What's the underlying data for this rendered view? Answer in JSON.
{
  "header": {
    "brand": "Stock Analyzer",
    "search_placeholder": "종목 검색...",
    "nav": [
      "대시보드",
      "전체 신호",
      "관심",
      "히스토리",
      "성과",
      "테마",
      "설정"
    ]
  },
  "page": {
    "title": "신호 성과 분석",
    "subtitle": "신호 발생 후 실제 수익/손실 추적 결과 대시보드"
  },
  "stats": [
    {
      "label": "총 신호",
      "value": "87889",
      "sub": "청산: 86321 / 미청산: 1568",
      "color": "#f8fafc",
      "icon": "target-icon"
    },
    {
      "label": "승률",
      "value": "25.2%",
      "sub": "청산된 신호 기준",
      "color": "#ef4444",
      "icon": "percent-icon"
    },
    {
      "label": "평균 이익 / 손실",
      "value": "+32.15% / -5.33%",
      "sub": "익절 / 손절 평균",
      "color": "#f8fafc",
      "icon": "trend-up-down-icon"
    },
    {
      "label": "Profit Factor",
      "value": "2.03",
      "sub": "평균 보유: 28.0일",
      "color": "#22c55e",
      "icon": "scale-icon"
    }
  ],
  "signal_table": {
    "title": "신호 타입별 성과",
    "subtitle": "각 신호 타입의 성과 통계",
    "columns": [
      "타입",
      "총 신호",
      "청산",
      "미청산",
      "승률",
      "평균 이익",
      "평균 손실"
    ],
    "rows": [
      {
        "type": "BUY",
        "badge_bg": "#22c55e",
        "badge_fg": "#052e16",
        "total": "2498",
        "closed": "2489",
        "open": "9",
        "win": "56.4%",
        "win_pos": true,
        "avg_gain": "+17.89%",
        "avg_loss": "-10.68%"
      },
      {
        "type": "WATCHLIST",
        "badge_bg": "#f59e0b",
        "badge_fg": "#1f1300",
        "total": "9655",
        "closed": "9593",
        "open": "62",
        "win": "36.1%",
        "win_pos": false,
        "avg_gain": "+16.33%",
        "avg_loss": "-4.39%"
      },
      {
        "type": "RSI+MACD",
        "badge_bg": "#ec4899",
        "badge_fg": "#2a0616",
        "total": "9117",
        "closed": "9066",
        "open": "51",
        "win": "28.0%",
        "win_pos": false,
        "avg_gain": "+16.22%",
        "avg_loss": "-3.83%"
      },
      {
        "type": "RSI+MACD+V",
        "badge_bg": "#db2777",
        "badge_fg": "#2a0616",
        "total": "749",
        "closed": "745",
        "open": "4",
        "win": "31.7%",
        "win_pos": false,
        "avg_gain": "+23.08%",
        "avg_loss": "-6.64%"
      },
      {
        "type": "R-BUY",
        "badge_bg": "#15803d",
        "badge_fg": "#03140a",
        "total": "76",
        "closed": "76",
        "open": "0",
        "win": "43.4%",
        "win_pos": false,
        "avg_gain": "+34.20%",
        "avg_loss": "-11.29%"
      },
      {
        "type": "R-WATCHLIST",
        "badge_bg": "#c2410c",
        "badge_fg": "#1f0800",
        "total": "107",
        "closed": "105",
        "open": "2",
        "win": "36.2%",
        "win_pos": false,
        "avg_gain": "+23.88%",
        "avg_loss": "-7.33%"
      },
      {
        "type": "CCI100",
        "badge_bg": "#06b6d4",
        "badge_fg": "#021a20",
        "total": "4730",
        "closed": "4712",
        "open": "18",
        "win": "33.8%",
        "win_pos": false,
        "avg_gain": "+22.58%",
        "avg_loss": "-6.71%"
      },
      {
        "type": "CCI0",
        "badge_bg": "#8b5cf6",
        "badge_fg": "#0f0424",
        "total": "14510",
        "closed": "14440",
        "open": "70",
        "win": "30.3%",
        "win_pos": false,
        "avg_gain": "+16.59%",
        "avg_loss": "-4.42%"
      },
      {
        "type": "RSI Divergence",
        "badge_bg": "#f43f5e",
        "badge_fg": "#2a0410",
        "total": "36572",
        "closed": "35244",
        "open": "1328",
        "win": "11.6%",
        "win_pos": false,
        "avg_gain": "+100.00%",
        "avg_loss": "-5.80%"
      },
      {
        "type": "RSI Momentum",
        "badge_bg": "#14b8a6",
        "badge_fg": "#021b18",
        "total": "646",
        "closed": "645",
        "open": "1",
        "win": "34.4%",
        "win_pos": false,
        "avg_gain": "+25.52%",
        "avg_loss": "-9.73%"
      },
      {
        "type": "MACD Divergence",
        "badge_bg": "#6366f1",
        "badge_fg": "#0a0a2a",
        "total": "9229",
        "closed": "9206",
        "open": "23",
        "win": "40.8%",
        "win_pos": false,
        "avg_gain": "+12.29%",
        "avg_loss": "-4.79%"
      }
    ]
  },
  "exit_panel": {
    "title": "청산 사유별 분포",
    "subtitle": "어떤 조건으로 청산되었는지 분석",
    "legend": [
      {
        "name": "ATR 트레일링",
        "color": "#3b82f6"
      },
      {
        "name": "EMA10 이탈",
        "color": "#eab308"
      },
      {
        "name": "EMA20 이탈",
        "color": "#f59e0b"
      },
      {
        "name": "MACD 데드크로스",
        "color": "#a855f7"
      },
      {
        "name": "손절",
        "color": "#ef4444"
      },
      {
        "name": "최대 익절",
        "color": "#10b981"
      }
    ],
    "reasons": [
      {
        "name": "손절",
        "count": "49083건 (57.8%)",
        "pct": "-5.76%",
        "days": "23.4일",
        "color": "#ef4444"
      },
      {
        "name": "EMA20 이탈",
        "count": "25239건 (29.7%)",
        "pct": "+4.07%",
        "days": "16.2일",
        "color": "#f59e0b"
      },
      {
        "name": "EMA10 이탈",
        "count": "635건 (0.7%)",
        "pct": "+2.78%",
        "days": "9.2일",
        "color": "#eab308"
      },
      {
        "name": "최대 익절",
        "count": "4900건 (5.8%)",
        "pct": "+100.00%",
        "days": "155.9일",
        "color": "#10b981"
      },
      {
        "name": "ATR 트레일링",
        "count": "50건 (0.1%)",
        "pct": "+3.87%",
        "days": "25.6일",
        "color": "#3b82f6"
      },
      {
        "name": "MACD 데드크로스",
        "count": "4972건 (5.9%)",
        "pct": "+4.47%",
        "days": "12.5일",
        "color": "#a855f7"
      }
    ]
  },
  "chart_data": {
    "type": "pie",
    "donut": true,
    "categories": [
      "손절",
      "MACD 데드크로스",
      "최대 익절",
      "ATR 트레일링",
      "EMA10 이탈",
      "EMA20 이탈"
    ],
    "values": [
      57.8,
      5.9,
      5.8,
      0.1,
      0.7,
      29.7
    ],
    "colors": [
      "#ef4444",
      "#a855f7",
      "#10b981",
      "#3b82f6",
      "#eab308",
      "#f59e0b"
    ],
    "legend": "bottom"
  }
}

YOUR GOAL :: Every entry must be quoted exactly as it appears above.

SOLUTION FOR THIS TASK ::
What's the underlying data for this rendered view? Answer in JSON.
{
  "header": {
    "brand": "Stock Analyzer",
    "search_placeholder": "종목 검색...",
    "nav": [
      "대시보드",
      "전체 신호",
      "관심",
      "히스토리",
      "성과",
      "테마",
      "설정"
    ]
  },
  "page": {
    "title": "신호 성과 분석",
    "subtitle": "신호 발생 후 실제 수익/손실 추적 결과 대시보드"
  },
  "stats": [
    {
      "label": "총 신호",
      "value": "87889",
      "sub": "청산: 86321 / 미청산: 1568",
      "color": "#f8fafc",
      "icon": "target-icon"
    },
    {
      "label": "승률",
      "value": "25.2%",
      "sub": "청산된 신호 기준",
      "color": "#ef4444",
      "icon": "percent-icon"
    },
    {
      "label": "평균 이익 / 손실",
      "value": "+32.15% / -5.33%",
      "sub": "익절 / 손절 평균",
      "color": "#f8fafc",
      "icon": "trend-up-down-icon"
    },
    {
      "label": "Profit Factor",
      "value": "2.03",
      "sub": "평균 보유: 28.0일",
      "color": "#22c55e",
      "icon": "scale-icon"
    }
  ],
  "signal_table": {
    "title": "신호 타입별 성과",
    "subtitle": "각 신호 타입의 성과 통계",
    "columns": [
      "타입",
      "총 신호",
      "청산",
      "미청산",
      "승률",
      "평균 이익",
      "평균 손실"
    ],
    "rows": [
      {
        "type": "BUY",
        "badge_bg": "#22c55e",
        "badge_fg": "#052e16",
        "total": "2498",
        "closed": "2489",
        "open": "9",
        "win": "56.4%",
        "win_pos": true,
        "avg_gain": "+17.89%",
        "avg_loss": "-10.68%"
      },
      {
        "type": "WATCHLIST",
        "badge_bg": "#f59e0b",
        "badge_fg": "#1f1300",
        "total": "9655",
        "closed": "9593",
        "open": "62",
        "win": "36.1%",
        "win_pos": false,
        "avg_gain": "+16.33%",
        "avg_loss": "-4.39%"
      },
      {
        "type": "RSI+MACD",
        "badge_bg": "#ec4899",
        "badge_fg": "#2a0616",
        "total": "9117",
        "closed": "9066",
        "open": "51",
        "win": "28.0%",
        "win_pos": false,
        "avg_gain": "+16.22%",
        "avg_loss": "-3.83%"
      },
      {
        "type": "RSI+MACD+V",
        "badge_bg": "#db2777",
        "badge_fg": "#2a0616",
        "total": "749",
        "closed": "745",
        "open": "4",
        "win": "31.7%",
        "win_pos": false,
        "avg_gain": "+23.08%",
        "avg_loss": "-6.64%"
      },
      {
        "type": "R-BUY",
        "badge_bg": "#15803d",
        "badge_fg": "#03140a",
        "total": "76",
        "closed": "76",
        "open": "0",
        "win": "43.4%",
        "win_pos": false,
        "avg_gain": "+34.20%",
        "avg_loss": "-11.29%"
      },
      {
        "type": "R-WATCHLIST",
        "badge_bg": "#c2410c",
        "badge_fg": "#1f0800",
        "total": "107",
        "closed": "105",
        "open": "2",
        "win": "36.2%",
        "win_pos": false,
        "avg_gain": "+23.88%",
        "avg_loss": "-7.33%"
      },
      {
        "type": "CCI100",
        "badge_bg": "#06b6d4",
        "badge_fg": "#021a20",
        "total": "4730",
        "closed": "4712",
        "open": "18",
        "win": "33.8%",
        "win_pos": false,
        "avg_gain": "+22.58%",
        "avg_loss": "-6.71%"
      },
      {
        "type": "CCI0",
        "badge_bg": "#8b5cf6",
        "badge_fg": "#0f0424",
        "total": "14510",
        "closed": "14440",
        "open": "70",
        "win": "30.3%",
        "win_pos": false,
        "avg_gain": "+16.59%",
        "avg_loss": "-4.42%"
      },
      {
        "type": "RSI Divergence",
        "badge_bg": "#f43f5e",
        "badge_fg": "#2a0410",
        "total": "36572",
        "closed": "35244",
        "open": "1328",
        "win": "11.6%",
        "win_pos": false,
        "avg_gain": "+100.00%",
        "avg_loss": "-5.80%"
      },
      {
        "type": "RSI Momentum",
        "badge_bg": "#14b8a6",
        "badge_fg": "#021b18",
        "total": "646",
        "closed": "645",
        "open": "1",
        "win": "34.4%",
        "win_pos": false,
        "avg_gain": "+25.52%",
        "avg_loss": "-9.73%"
      },
      {
        "type": "MACD Divergence",
        "badge_bg": "#6366f1",
        "badge_fg": "#0a0a2a",
        "total": "9229",
        "closed": "9206",
        "open": "23",
        "win": "40.8%",
        "win_pos": false,
        "avg_gain": "+12.29%",
        "avg_loss": "-4.79%"
      }
    ]
  },
  "exit_panel": {
    "title": "청산 사유별 분포",
    "subtitle": "어떤 조건으로 청산되었는지 분석",
    "legend": [
      {
        "name": "ATR 트레일링",
        "color": "#3b82f6"
      },
      {
        "name": "EMA10 이탈",
        "color": "#eab308"
      },
      {
        "name": "EMA20 이탈",
        "color": "#f59e0b"
      },
      {
        "name": "MACD 데드크로스",
        "color": "#a855f7"
      },
      {
        "name": "손절",
        "color": "#ef4444"
      },
      {
        "name": "최대 익절",
        "color": "#10b981"
      }
    ],
    "reasons": [
      {
        "name": "손절",
        "count": "49083건 (57.8%)",
        "pct": "-5.76%",
        "days": "23.4일",
        "color": "#ef4444"
      },
      {
        "name": "EMA20 이탈",
        "count": "25239건 (29.7%)",
        "pct": "+4.07%",
        "days": "16.2일",
        "color": "#f59e0b"
      },
      {
        "name": "EMA10 이탈",
        "count": "635건 (0.7%)",
        "pct": "+2.78%",
        "days": "9.2일",
        "color": "#eab308"
      },
      {
        "name": "최대 익절",
        "count": "4900건 (5.8%)",
        "pct": "+100.00%",
        "days": "155.9일",
        "color": "#10b981"
      },
      {
        "name": "ATR 트레일링",
        "count": "50건 (0.1%)",
        "pct": "+3.87%",
        "days": "25.6일",
        "color": "#3b82f6"
      },
      {
        "name": "MACD 데드크로스",
        "count": "4972건 (5.9%)",
        "pct": "+4.47%",
        "days": "12.5일",
        "color": "#a855f7"
      }
    ]
  },
  "chart_data": {
    "type": "pie",
    "donut": true,
    "categories": [
      "손절",
      "MACD 데드크로스",
      "최대 익절",
      "ATR 트레일링",
      "EMA10 이탈",
      "EMA20 이탈"
    ],
    "values": [
      57.8,
      5.9,
      5.8,
      0.1,
      0.7,
      29.7
    ],
    "colors": [
      "#ef4444",
      "#a855f7",
      "#10b981",
      "#3b82f6",
      "#eab308",
      "#f59e0b"
    ],
    "legend": "bottom"
  }
}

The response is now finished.